El filósofo francés Edgar Morin (1921), judío de lejana ascendencia italiana, estudió geografía, historia, derecho…, además de participar como combatiente en las filas de ejércitos defensores de ideas socialistas, en España y otros lugares donde lo llevó su idealismo impetuoso. Sin ser político activo, militó al lado de Francois Mitterrand, líder socialista y presidente de Francia (1981-1995). Tras sus inquietudes intelectuales, Edgar Morin, recorre numerosos escenarios, en los que deja la impronta de sus propuestas filosóficas, desde la cátedra y la literatura, de la que se reseñan numerosos títulos. Uno de ellos es el Pensamiento Complejo, en el que plantea el conocimiento como la deducción de ideas unas de otras, en una sinfín fascinante, al menos para quienes navegan por la filosofía en aguas poco profundas. “Tengo un mar de conocimientos con un centímetro de profundidad”, decía el ideólogo liberal Enrique Santos Montejo, “Calíbán”, por muchos años subdirector y editorialista de El Tiempo, cuando este periódico era faro que orientaba los destinos del “glorioso Partido Liberal” colombiano; y de movimientos análogos en Latinoamérica.

----------

▸ **Enunciado del ejercicio**:
Resume en dos oraciones el texto sobre Edgar Morin.

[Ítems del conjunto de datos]
----------

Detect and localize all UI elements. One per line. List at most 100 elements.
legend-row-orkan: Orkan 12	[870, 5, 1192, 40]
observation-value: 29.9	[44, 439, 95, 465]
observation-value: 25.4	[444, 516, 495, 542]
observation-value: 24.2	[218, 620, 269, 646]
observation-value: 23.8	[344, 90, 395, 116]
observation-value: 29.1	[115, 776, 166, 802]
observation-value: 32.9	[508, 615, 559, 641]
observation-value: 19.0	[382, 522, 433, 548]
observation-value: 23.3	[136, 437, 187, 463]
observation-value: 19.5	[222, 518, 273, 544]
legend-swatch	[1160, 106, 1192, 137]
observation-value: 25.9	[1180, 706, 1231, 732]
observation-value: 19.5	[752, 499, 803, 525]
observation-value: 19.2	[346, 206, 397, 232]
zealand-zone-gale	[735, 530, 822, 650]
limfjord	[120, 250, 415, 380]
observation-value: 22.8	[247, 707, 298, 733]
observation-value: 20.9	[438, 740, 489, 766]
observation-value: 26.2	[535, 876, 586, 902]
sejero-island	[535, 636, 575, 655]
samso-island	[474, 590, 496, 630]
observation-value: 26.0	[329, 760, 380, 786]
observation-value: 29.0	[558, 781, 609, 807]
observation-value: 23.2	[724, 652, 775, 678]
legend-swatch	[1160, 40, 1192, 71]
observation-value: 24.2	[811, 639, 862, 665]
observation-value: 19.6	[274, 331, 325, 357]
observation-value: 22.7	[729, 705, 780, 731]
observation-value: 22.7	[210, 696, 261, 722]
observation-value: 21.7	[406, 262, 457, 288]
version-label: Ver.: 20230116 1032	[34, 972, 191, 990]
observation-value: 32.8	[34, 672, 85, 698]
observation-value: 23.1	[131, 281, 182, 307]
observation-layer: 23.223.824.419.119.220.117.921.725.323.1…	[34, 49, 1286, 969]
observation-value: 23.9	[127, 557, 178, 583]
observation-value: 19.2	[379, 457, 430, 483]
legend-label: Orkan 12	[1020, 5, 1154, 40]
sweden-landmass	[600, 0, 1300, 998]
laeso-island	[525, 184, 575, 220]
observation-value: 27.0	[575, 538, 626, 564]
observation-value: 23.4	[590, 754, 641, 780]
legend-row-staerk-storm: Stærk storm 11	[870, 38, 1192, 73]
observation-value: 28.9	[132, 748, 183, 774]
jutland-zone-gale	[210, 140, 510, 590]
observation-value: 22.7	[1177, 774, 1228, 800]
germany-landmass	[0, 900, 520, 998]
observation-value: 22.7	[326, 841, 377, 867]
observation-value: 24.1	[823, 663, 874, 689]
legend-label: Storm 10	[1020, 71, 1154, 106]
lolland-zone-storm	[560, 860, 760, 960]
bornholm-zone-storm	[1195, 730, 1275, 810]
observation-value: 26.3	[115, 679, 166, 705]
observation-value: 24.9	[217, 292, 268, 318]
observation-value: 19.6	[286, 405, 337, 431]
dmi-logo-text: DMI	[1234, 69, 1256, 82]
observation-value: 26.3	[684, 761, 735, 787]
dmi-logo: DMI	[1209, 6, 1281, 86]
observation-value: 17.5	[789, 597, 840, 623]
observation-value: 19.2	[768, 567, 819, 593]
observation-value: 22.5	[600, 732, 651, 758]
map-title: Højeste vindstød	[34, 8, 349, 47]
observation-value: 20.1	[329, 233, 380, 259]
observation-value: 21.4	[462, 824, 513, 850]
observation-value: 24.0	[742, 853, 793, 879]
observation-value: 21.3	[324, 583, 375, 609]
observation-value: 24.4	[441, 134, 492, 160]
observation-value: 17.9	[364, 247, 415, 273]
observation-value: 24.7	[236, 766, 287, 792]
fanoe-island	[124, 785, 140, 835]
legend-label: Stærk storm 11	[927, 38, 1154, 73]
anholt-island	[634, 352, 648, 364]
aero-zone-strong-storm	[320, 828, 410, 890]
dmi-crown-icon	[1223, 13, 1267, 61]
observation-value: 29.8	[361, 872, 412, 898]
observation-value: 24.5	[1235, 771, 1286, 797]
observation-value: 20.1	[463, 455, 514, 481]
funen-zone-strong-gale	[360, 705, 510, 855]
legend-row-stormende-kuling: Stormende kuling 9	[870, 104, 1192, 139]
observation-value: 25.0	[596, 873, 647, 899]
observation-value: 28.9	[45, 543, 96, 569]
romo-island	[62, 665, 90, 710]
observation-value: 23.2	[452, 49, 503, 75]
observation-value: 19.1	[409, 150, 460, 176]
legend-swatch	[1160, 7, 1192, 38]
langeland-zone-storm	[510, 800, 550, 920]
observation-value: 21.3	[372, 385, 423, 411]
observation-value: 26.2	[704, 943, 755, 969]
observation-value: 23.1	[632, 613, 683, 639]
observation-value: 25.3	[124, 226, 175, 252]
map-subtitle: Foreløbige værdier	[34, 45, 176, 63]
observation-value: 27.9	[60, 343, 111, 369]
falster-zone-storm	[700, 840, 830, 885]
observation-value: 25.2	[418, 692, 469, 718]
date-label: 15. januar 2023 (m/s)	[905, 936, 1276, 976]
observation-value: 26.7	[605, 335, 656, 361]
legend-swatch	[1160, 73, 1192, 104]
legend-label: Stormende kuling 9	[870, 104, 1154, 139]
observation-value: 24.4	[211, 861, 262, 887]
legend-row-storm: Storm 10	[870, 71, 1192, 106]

----------

▸ **Respuesta del ejercicio**:
Edgar Morin, filósofo francés nacido en 1921, estudió geografía, historia y derecho, combatió en las filas de ejércitos defensores de ideas socialistas y, sin ser político activo, militó al lado de Francois Mitterrand. Entre sus numerosos títulos figura el Pensamiento Complejo, en el que plantea el conocimiento como la deducción de ideas unas de otras.